Exercise objective:
Take every line from the listing below that includes "used" and copy it.

Dataset items:
━━━
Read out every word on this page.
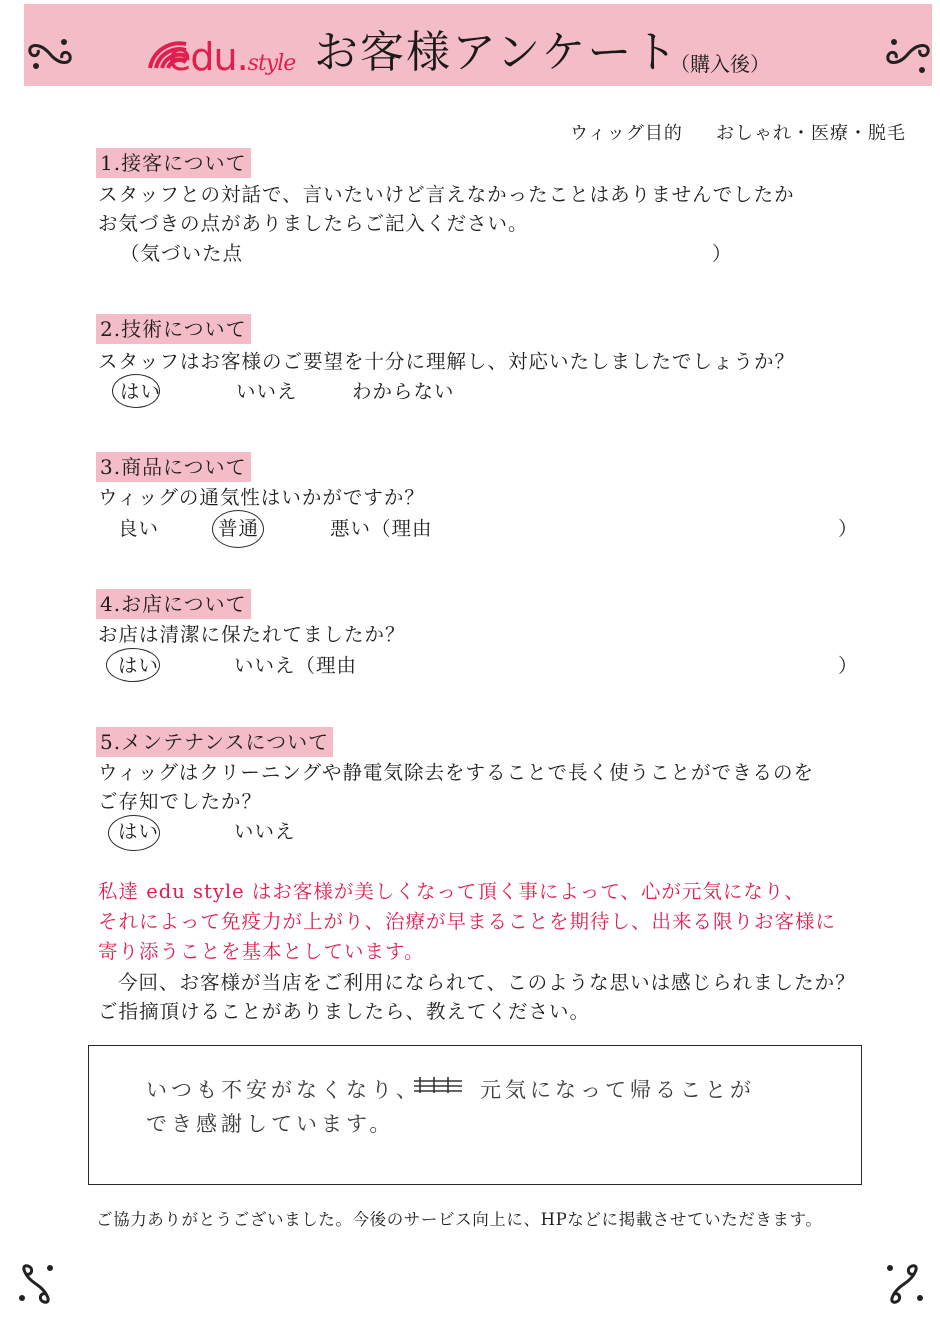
edu.style お客様アンケート
（購入後）
ウィッグ目的 おしゃれ・医療・脱毛
1.接客について
スタッフとの対話で、言いたいけど言えなかったことはありませんでしたか
お気づきの点がありましたらご記入ください。
（気づいた点	）
2.技術について
スタッフはお客様のご要望を十分に理解し、対応いたしましたでしょうか？
はい	いいえ	わからない
3.商品について
ウィッグの通気性はいかがですか？
良い	普通	悪い（理由	）
4.お店について
お店は清潔に保たれてましたか？
はい	いいえ（理由	）
5.メンテナンスについて
ウィッグはクリーニングや静電気除去をすることで長く使うことができるのを
ご存知でしたか？
はい	いいえ
私達 edu style はお客様が美しくなって頂く事によって、心が元気になり、
それによって免疫力が上がり、治療が早まることを期待し、出来る限りお客様に
寄り添うことを基本としています。
今回、お客様が当店をご利用になられて、このような思いは感じられましたか？
ご指摘頂けることがありましたら、教えてください。
いつも不安がなくなり、	元気になって帰ることが
でき感謝しています。
ご協力ありがとうございました。今後のサービス向上に、HPなどに掲載させていただきます。
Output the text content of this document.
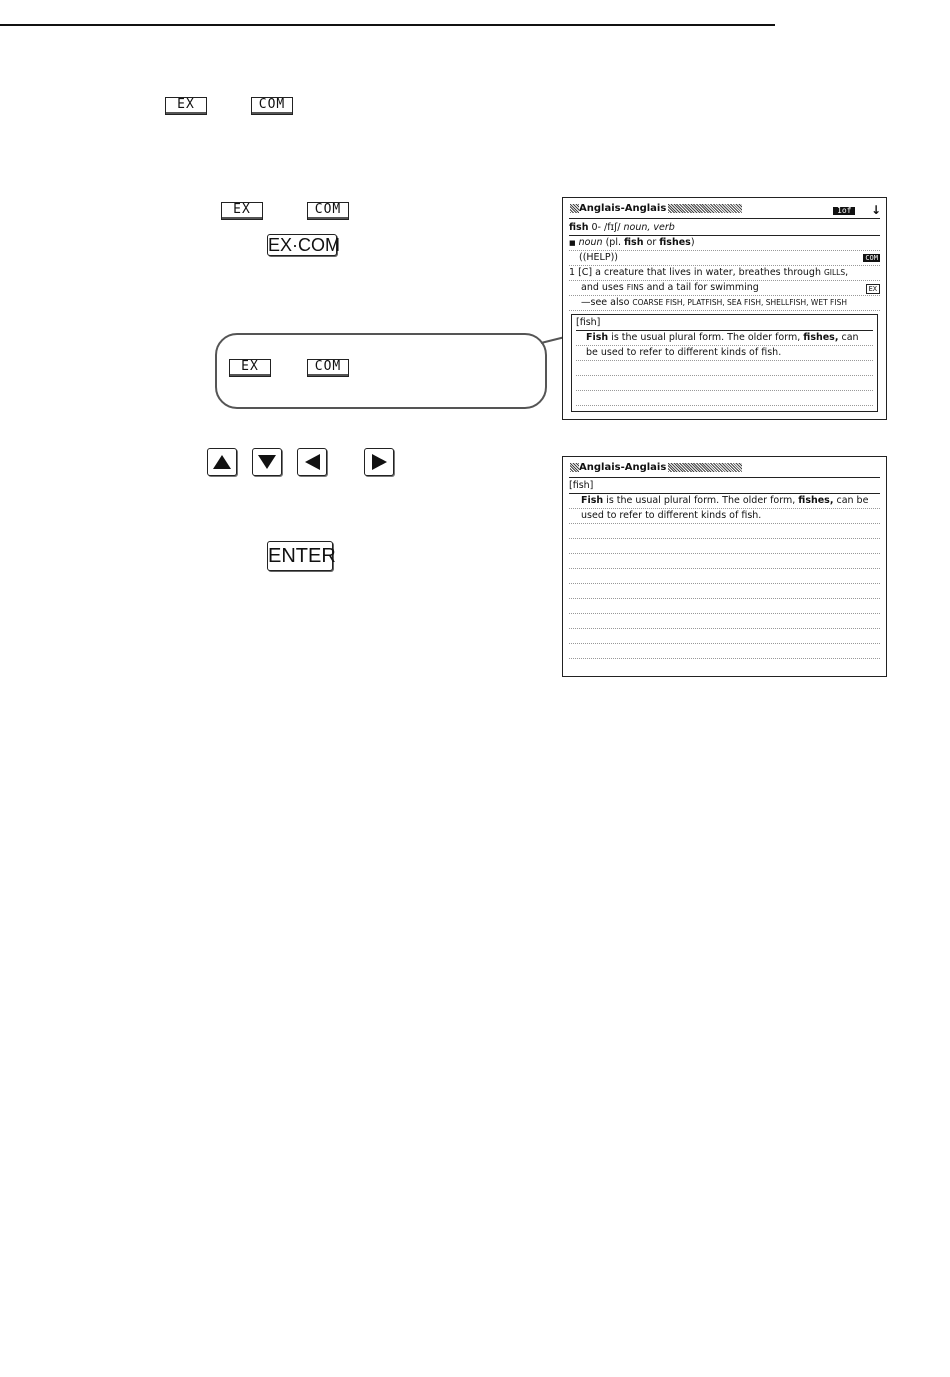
EX	COM
EX	COM
EX·COM
EX	COM
ENTER
Anglais-Anglais	1of	↓
fish 0- /fɪʃ/ noun, verb
■ noun (pl. fish or fishes)
((HELP))	COM
1 [C] a creature that lives in water, breathes through GILLS,
and uses FINS and a tail for swimming	EX
—see also COARSE FISH, PLATFISH, SEA FISH, SHELLFISH, WET FISH
[fish]
Fish is the usual plural form. The older form, fishes, can
be used to refer to different kinds of fish.
Anglais-Anglais
[fish]
Fish is the usual plural form. The older form, fishes, can be
used to refer to different kinds of fish.
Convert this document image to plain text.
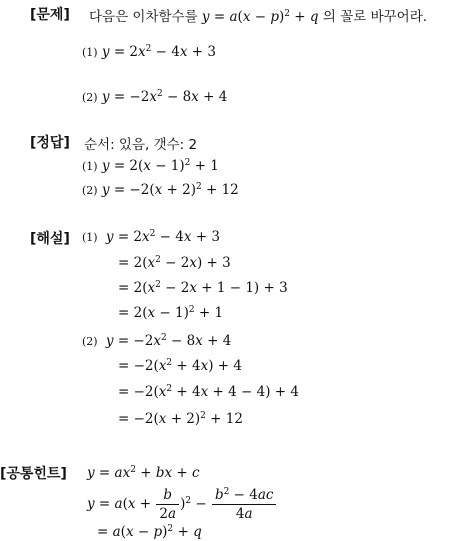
[문제] 다음은 이차함수를 $y = a(x - p)^2 + q$ 의 꼴로 바꾸어라.
(1) $y = 2x^2 - 4x + 3$
(2) $y = -2x^2 - 8x + 4$
[정답] 순서: 있음, 갯수: 2
(1) $y = 2(x - 1)^2 + 1$
(2) $y = -2(x + 2)^2 + 12$
[해설] (1) $y = 2x^2 - 4x + 3$
= $2(x^2 - 2x) + 3$
= $2(x^2 - 2x + 1 - 1) + 3$
= $2(x - 1)^2 + 1$
(2) $y = -2x^2 - 8x + 4$
= $-2(x^2 + 4x) + 4$
= $-2(x^2 + 4x + 4 - 4) + 4$
= $-2(x + 2)^2 + 12$
[공통힌트] $y = ax^2$ + bx + c
$y = a(x + \frac{b}{2a} )^2 - \frac{b^2 - 4ac}{4a}$
= $a(x - p)^2 + q$
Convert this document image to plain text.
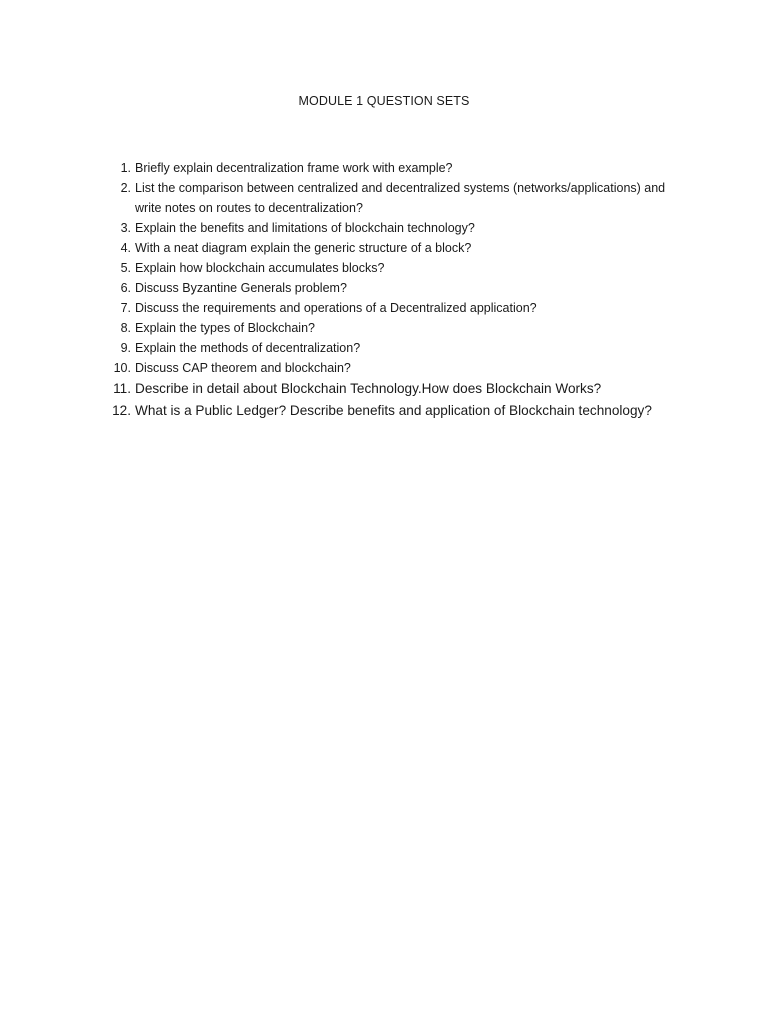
MODULE 1 QUESTION SETS
1. Briefly explain decentralization frame work with example?
2. List the comparison between centralized and decentralized systems (networks/applications) and write notes on routes to decentralization?
3. Explain the benefits and limitations of blockchain technology?
4. With a neat diagram explain the generic structure of a block?
5. Explain how blockchain accumulates blocks?
6. Discuss Byzantine Generals problem?
7. Discuss the requirements and operations of a Decentralized application?
8. Explain the types of Blockchain?
9. Explain the methods of decentralization?
10. Discuss CAP theorem and blockchain?
11. Describe in detail about Blockchain Technology.How does Blockchain Works?
12. What is a Public Ledger? Describe benefits and application of Blockchain technology?
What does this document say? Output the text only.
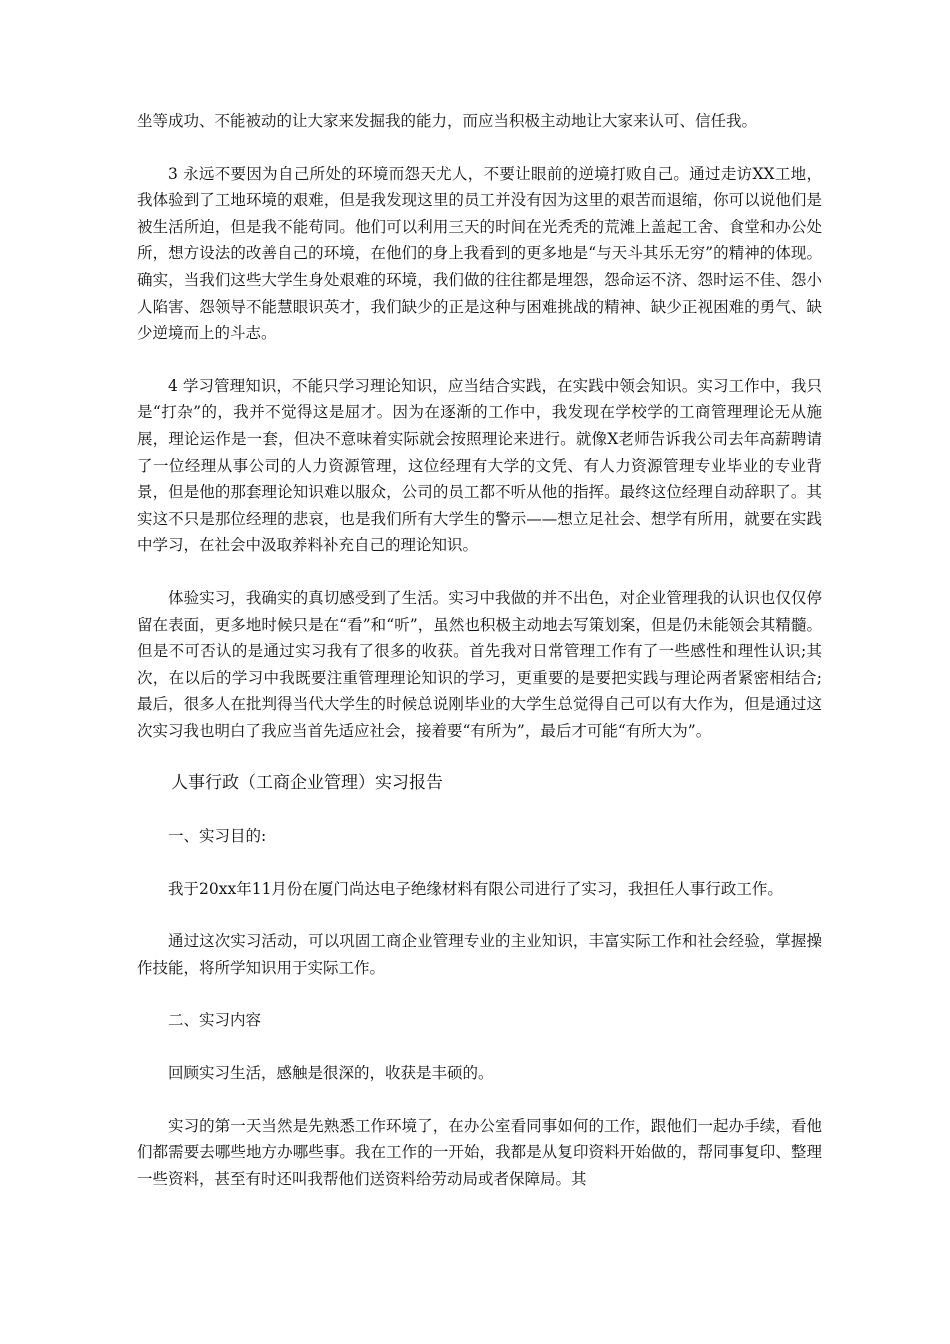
坐等成功、不能被动的让大家来发掘我的能力，而应当积极主动地让大家来认可、信任我。

3 永远不要因为自己所处的环境而怨天尤人，不要让眼前的逆境打败自己。通过走访XX工地，我体验到了工地环境的艰难，但是我发现这里的员工并没有因为这里的艰苦而退缩，你可以说他们是被生活所迫，但是我不能苟同。他们可以利用三天的时间在光秃秃的荒滩上盖起工舍、食堂和办公处所，想方设法的改善自己的环境，在他们的身上我看到的更多地是“与天斗其乐无穷”的精神的体现。确实，当我们这些大学生身处艰难的环境，我们做的往往都是埋怨，怨命运不济、怨时运不佳、怨小人陷害、怨领导不能慧眼识英才，我们缺少的正是这种与困难挑战的精神、缺少正视困难的勇气、缺少逆境而上的斗志。

4 学习管理知识，不能只学习理论知识，应当结合实践，在实践中领会知识。实习工作中，我只是“打杂”的，我并不觉得这是屈才。因为在逐渐的工作中，我发现在学校学的工商管理理论无从施展，理论运作是一套，但决不意味着实际就会按照理论来进行。就像X老师告诉我公司去年高薪聘请了一位经理从事公司的人力资源管理，这位经理有大学的文凭、有人力资源管理专业毕业的专业背景，但是他的那套理论知识难以服众，公司的员工都不听从他的指挥。最终这位经理自动辞职了。其实这不只是那位经理的悲哀，也是我们所有大学生的警示——想立足社会、想学有所用，就要在实践中学习，在社会中汲取养料补充自己的理论知识。

体验实习，我确实的真切感受到了生活。实习中我做的并不出色，对企业管理我的认识也仅仅停留在表面，更多地时候只是在“看”和“听”，虽然也积极主动地去写策划案，但是仍未能领会其精髓。但是不可否认的是通过实习我有了很多的收获。首先我对日常管理工作有了一些感性和理性认识;其次，在以后的学习中我既要注重管理理论知识的学习，更重要的是要把实践与理论两者紧密相结合;最后，很多人在批判得当代大学生的时候总说刚毕业的大学生总觉得自己可以有大作为，但是通过这次实习我也明白了我应当首先适应社会，接着要“有所为”，最后才可能“有所大为”。

人事行政（工商企业管理）实习报告

一、实习目的:

我于20xx年11月份在厦门尚达电子绝缘材料有限公司进行了实习，我担任人事行政工作。

通过这次实习活动，可以巩固工商企业管理专业的主业知识，丰富实际工作和社会经验，掌握操作技能，将所学知识用于实际工作。

二、实习内容

回顾实习生活，感触是很深的，收获是丰硕的。

实习的第一天当然是先熟悉工作环境了，在办公室看同事如何的工作，跟他们一起办手续，看他们都需要去哪些地方办哪些事。我在工作的一开始，我都是从复印资料开始做的，帮同事复印、整理一些资料，甚至有时还叫我帮他们送资料给劳动局或者保障局。其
━━━
Right answer:
be used to refer to different kinds of fish.
used to refer to different kinds of fish.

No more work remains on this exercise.